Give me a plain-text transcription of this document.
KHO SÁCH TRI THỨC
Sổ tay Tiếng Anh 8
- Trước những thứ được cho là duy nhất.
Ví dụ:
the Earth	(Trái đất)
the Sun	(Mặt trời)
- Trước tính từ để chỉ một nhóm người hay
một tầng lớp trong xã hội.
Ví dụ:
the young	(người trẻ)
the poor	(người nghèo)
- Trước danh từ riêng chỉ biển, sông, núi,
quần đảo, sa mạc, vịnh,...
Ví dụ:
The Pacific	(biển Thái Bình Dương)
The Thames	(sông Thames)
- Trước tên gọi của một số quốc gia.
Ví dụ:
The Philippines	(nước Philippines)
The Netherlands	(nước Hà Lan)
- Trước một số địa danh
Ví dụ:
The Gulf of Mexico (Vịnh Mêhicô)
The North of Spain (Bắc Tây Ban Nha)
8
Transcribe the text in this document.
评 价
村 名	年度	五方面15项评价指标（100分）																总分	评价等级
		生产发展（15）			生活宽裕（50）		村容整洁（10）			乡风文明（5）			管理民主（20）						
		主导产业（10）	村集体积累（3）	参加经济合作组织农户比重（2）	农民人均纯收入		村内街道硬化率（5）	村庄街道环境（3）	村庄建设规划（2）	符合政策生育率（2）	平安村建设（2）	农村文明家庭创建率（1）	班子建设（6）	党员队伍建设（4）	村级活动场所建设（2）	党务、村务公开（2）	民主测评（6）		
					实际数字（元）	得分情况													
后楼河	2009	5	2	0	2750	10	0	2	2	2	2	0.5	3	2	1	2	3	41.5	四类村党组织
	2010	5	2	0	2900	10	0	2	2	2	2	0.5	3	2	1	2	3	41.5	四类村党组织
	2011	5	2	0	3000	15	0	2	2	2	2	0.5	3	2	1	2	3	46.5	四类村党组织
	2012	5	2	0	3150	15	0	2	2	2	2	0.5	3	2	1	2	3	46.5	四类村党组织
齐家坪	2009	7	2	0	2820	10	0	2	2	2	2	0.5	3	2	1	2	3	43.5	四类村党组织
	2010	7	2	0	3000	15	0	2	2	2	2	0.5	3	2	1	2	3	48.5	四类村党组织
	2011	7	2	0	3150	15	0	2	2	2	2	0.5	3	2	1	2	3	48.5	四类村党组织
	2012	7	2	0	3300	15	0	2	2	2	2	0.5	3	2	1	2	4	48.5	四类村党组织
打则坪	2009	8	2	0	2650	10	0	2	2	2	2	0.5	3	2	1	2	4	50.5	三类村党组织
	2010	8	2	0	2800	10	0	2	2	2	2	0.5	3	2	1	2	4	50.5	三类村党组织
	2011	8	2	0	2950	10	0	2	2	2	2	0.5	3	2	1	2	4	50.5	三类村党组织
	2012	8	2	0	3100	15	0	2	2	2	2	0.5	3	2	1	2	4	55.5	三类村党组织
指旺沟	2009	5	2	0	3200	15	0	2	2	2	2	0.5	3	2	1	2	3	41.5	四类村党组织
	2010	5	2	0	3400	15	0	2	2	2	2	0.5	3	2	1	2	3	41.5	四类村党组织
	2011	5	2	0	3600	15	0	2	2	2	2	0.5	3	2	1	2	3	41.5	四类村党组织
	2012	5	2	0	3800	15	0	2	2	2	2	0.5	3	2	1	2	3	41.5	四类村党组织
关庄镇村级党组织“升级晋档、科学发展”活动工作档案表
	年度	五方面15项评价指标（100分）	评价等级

* * * * * * *

EXERCISE PROMPT: Of the lines in the material, how many contain the word "người"? Reply with the number and nothing else.

EXERCISE SOLUTION: 3